%%
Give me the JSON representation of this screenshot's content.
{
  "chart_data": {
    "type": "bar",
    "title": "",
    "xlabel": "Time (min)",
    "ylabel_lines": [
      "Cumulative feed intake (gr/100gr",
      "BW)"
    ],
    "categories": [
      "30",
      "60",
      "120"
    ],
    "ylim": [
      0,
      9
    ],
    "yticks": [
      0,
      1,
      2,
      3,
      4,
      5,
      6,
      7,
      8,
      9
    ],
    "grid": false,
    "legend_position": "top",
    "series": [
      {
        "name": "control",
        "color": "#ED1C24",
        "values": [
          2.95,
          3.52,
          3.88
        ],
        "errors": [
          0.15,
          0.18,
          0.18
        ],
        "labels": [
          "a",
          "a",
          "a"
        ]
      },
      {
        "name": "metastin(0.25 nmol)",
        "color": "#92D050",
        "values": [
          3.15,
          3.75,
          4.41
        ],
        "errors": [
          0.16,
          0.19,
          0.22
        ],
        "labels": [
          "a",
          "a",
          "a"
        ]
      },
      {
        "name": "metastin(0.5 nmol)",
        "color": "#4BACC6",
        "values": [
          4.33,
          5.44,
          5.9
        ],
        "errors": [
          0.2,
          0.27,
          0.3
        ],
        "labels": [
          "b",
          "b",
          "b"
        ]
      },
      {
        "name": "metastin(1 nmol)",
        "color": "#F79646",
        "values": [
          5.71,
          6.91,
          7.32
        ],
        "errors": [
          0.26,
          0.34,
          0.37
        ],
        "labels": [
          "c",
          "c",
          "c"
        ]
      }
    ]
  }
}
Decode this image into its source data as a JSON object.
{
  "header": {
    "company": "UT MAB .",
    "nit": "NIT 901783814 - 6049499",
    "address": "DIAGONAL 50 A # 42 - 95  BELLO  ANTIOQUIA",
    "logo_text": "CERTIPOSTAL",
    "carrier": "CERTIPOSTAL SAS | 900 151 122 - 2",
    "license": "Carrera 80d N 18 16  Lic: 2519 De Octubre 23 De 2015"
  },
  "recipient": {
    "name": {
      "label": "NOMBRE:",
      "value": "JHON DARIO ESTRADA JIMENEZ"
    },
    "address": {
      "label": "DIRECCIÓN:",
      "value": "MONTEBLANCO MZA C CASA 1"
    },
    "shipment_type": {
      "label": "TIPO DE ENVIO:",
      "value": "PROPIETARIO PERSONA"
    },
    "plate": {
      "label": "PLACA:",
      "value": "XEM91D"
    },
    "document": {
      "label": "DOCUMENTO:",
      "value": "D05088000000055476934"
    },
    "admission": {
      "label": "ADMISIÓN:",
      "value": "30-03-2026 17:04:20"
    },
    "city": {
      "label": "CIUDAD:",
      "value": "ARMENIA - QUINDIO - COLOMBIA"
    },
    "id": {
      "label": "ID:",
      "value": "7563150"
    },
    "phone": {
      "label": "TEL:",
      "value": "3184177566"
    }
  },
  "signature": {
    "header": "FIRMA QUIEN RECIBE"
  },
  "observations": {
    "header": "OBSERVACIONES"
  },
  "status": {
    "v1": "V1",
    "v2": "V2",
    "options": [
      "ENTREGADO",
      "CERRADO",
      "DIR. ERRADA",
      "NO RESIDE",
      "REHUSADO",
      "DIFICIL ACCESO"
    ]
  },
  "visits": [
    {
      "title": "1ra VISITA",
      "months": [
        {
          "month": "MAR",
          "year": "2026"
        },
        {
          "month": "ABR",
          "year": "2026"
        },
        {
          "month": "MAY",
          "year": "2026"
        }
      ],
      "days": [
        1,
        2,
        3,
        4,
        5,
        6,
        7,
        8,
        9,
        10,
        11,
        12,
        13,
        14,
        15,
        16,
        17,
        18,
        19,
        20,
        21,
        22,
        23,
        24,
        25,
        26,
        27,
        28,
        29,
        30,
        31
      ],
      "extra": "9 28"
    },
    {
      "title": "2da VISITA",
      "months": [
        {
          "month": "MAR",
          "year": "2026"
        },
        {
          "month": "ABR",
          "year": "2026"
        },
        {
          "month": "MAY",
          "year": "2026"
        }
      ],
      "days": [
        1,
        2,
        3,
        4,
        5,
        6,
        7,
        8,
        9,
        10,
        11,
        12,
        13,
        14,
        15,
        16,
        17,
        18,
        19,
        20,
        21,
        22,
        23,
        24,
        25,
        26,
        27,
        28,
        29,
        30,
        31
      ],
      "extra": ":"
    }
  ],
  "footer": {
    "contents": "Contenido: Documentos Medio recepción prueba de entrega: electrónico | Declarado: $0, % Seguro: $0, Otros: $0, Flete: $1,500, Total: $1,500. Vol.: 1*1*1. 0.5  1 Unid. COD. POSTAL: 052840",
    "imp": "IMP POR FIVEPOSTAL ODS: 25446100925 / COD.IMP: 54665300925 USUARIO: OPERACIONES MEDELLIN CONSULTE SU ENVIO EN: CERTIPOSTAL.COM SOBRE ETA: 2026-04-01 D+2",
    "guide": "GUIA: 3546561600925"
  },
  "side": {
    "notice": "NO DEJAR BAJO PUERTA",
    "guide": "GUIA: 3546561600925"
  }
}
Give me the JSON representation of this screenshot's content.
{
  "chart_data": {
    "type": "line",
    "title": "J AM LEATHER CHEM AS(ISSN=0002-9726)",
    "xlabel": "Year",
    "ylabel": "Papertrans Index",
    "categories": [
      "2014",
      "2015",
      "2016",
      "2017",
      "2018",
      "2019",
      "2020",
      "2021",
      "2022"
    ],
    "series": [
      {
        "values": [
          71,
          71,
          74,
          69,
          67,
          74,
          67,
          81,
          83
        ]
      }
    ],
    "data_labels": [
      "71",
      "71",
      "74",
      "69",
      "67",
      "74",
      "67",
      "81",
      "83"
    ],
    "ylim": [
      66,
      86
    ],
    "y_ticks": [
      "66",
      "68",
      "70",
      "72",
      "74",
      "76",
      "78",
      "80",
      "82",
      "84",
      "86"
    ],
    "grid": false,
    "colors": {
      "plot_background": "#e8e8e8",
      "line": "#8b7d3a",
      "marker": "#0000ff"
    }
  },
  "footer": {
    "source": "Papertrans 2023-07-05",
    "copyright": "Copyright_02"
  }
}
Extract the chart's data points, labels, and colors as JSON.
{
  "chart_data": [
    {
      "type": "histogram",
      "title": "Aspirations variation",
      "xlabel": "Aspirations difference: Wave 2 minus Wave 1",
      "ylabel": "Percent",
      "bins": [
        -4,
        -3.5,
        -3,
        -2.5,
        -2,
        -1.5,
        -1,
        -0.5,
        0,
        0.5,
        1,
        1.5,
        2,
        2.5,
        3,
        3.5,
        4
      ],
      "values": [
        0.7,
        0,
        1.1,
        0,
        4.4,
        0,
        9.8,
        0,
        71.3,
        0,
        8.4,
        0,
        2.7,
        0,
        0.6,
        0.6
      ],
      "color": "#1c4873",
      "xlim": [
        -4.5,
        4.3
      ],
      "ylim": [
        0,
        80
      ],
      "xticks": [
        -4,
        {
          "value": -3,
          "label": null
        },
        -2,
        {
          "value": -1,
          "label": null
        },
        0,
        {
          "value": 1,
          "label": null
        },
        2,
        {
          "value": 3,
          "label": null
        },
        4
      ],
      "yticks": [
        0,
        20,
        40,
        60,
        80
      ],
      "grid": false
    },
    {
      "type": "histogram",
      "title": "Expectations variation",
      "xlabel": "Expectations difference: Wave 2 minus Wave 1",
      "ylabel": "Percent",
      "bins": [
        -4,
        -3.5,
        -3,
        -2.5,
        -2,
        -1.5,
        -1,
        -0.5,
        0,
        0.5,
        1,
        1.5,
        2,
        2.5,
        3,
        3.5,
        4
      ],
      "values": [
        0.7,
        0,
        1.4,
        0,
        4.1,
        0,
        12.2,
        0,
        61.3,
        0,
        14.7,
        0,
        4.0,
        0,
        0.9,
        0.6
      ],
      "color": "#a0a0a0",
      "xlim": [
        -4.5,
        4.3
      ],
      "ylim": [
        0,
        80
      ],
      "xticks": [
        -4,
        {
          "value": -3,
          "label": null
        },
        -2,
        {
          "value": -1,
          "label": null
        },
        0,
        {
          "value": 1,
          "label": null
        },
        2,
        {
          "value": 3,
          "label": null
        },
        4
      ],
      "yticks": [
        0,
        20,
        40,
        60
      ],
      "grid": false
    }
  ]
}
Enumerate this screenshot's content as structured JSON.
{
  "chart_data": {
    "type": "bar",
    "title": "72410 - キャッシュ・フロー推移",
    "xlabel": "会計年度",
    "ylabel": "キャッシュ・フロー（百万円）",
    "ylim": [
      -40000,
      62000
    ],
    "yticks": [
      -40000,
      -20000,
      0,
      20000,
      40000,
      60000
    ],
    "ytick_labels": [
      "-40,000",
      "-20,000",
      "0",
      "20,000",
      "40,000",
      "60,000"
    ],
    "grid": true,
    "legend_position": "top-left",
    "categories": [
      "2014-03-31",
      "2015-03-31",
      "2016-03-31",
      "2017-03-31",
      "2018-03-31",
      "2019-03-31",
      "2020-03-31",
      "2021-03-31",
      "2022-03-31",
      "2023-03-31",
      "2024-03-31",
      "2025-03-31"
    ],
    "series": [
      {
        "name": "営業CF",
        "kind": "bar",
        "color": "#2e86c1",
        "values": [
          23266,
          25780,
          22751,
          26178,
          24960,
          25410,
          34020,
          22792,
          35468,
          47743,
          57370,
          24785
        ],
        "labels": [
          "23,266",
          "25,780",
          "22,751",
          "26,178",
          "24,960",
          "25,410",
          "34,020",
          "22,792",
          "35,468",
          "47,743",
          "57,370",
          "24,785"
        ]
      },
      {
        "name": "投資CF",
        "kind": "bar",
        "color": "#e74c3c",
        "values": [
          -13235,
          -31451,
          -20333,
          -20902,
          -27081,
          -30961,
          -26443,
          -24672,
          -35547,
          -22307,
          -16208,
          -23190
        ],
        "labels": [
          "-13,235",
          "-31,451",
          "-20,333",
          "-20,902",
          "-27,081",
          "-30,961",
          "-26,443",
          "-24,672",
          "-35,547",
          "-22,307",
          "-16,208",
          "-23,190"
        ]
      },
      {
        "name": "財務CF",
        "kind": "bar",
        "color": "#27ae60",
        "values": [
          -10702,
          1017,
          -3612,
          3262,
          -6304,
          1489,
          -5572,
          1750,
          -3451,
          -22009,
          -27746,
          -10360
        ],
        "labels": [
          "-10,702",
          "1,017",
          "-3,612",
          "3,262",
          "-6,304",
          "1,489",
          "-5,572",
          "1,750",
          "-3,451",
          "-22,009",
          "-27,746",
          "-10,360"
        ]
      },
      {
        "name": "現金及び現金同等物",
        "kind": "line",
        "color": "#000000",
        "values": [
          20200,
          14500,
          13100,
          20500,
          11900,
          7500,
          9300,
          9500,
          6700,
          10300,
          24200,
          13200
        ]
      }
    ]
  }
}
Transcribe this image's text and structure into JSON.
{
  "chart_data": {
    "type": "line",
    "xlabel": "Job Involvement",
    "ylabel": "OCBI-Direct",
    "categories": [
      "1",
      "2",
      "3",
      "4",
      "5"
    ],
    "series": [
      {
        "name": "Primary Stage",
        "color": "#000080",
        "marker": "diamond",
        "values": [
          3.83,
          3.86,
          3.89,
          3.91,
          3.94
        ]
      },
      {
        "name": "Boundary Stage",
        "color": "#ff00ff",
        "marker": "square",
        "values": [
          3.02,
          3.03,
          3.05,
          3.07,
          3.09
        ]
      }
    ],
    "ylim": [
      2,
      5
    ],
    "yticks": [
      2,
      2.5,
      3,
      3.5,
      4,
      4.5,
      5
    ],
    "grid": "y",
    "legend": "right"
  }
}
%%
**Task directions**
Locate the lines above that hold the word "JSON". Show every one of them.

**Exercise solution**
Give me the JSON representation of this screenshot's content.
Decode this image into its source data as a JSON object.
Give me the JSON representation of this screenshot's content.
Extract the chart's data points, labels, and colors as JSON.
Enumerate this screenshot's content as structured JSON.
Transcribe this image's text and structure into JSON.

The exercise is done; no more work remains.